Directions for this task
Write out every entry exactly as it stands.

Records excerpted from a collection
- - -

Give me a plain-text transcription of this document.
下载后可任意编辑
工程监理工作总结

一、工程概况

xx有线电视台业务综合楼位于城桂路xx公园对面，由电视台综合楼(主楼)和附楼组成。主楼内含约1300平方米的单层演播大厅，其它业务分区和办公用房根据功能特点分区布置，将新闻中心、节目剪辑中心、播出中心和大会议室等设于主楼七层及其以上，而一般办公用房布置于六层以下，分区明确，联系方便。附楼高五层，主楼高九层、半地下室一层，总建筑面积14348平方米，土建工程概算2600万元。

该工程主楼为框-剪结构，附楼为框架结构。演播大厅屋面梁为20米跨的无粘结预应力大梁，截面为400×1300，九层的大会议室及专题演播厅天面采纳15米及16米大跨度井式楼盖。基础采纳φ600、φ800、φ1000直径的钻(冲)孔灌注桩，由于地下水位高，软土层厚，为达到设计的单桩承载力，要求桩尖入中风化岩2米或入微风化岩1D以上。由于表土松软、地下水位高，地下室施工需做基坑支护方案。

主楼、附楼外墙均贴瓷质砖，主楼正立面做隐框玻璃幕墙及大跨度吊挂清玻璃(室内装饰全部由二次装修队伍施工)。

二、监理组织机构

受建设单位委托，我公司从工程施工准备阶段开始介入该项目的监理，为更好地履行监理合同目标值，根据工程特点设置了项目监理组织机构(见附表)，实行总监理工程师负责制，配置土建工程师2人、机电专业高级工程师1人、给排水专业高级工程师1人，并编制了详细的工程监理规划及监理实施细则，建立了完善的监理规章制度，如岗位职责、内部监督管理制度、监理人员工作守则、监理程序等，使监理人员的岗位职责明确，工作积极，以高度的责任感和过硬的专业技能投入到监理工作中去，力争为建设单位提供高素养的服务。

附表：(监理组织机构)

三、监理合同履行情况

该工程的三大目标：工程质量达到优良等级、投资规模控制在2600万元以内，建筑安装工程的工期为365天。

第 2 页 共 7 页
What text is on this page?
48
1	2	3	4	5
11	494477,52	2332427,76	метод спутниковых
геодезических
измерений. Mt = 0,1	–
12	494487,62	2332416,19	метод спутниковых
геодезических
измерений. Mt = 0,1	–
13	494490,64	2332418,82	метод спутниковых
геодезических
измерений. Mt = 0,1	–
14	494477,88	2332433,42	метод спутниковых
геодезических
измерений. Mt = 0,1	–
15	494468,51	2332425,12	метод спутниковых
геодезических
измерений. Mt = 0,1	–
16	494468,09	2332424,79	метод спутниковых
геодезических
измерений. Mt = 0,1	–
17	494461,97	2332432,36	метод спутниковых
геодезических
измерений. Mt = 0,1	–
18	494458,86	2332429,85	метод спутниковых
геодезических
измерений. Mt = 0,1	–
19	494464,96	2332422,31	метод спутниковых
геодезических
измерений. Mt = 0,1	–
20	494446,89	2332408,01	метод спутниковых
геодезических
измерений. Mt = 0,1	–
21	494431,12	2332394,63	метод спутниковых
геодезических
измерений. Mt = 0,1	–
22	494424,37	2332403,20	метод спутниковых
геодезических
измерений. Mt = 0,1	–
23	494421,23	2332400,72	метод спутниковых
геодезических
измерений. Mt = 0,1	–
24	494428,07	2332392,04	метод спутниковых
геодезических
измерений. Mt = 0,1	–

- - -

Solved problem
Give me a plain-text transcription of this document.
下载后可任意编辑
工程监理工作总结

一、工程概况

xx有线电视台业务综合楼位于城桂路xx公园对面，由电视台综合楼(主楼)和附楼组成。主楼内含约1300平方米的单层演播大厅，其它业务分区和办公用房根据功能特点分区布置，将新闻中心、节目剪辑中心、播出中心和大会议室等设于主楼七层及其以上，而一般办公用房布置于六层以下，分区明确，联系方便。附楼高五层，主楼高九层、半地下室一层，总建筑面积14348平方米，土建工程概算2600万元。

该工程主楼为框-剪结构，附楼为框架结构。演播大厅屋面梁为20米跨的无粘结预应力大梁，截面为400×1300，九层的大会议室及专题演播厅天面采纳15米及16米大跨度井式楼盖。基础采纳φ600、φ800、φ1000直径的钻(冲)孔灌注桩，由于地下水位高，软土层厚，为达到设计的单桩承载力，要求桩尖入中风化岩2米或入微风化岩1D以上。由于表土松软、地下水位高，地下室施工需做基坑支护方案。

主楼、附楼外墙均贴瓷质砖，主楼正立面做隐框玻璃幕墙及大跨度吊挂清玻璃(室内装饰全部由二次装修队伍施工)。

二、监理组织机构

受建设单位委托，我公司从工程施工准备阶段开始介入该项目的监理，为更好地履行监理合同目标值，根据工程特点设置了项目监理组织机构(见附表)，实行总监理工程师负责制，配置土建工程师2人、机电专业高级工程师1人、给排水专业高级工程师1人，并编制了详细的工程监理规划及监理实施细则，建立了完善的监理规章制度，如岗位职责、内部监督管理制度、监理人员工作守则、监理程序等，使监理人员的岗位职责明确，工作积极，以高度的责任感和过硬的专业技能投入到监理工作中去，力争为建设单位提供高素养的服务。

附表：(监理组织机构)

三、监理合同履行情况

该工程的三大目标：工程质量达到优良等级、投资规模控制在2600万元以内，建筑安装工程的工期为365天。

第 2 页 共 7 页
What text is on this page?
48
1	2	3	4	5
11	494477,52	2332427,76	метод спутниковых
геодезических
измерений. Mt = 0,1	–
12	494487,62	2332416,19	метод спутниковых
геодезических
измерений. Mt = 0,1	–
13	494490,64	2332418,82	метод спутниковых
геодезических
измерений. Mt = 0,1	–
14	494477,88	2332433,42	метод спутниковых
геодезических
измерений. Mt = 0,1	–
15	494468,51	2332425,12	метод спутниковых
геодезических
измерений. Mt = 0,1	–
16	494468,09	2332424,79	метод спутниковых
геодезических
измерений. Mt = 0,1	–
17	494461,97	2332432,36	метод спутниковых
геодезических
измерений. Mt = 0,1	–
18	494458,86	2332429,85	метод спутниковых
геодезических
измерений. Mt = 0,1	–
19	494464,96	2332422,31	метод спутниковых
геодезических
измерений. Mt = 0,1	–
20	494446,89	2332408,01	метод спутниковых
геодезических
измерений. Mt = 0,1	–
21	494431,12	2332394,63	метод спутниковых
геодезических
измерений. Mt = 0,1	–
22	494424,37	2332403,20	метод спутниковых
геодезических
измерений. Mt = 0,1	–
23	494421,23	2332400,72	метод спутниковых
геодезических
измерений. Mt = 0,1	–
24	494428,07	2332392,04	метод спутниковых
геодезических
измерений. Mt = 0,1	–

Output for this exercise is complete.